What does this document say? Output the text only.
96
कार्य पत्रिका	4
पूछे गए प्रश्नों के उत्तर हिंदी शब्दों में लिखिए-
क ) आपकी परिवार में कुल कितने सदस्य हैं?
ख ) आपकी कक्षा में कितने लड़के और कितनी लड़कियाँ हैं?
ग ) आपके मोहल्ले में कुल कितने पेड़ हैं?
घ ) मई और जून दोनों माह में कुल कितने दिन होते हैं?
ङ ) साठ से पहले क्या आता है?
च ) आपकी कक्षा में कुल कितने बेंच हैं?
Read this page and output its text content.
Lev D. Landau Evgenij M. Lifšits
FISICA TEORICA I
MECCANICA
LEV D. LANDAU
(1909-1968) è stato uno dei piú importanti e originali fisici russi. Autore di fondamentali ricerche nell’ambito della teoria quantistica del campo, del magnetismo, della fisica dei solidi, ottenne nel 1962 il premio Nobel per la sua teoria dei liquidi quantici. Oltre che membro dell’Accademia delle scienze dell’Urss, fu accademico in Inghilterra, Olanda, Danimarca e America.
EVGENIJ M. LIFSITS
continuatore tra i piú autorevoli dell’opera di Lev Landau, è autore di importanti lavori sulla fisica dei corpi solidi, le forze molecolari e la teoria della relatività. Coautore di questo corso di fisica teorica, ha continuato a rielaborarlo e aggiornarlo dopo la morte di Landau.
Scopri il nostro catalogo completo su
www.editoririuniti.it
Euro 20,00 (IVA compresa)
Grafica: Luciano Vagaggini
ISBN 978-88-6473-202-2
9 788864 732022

* **DIRECTION**:
Using the listing, copy every line where the word "this" shows up.

* **EXERCISE ANSWER**:
What does this document say? Output the text only.
Read this page and output its text content.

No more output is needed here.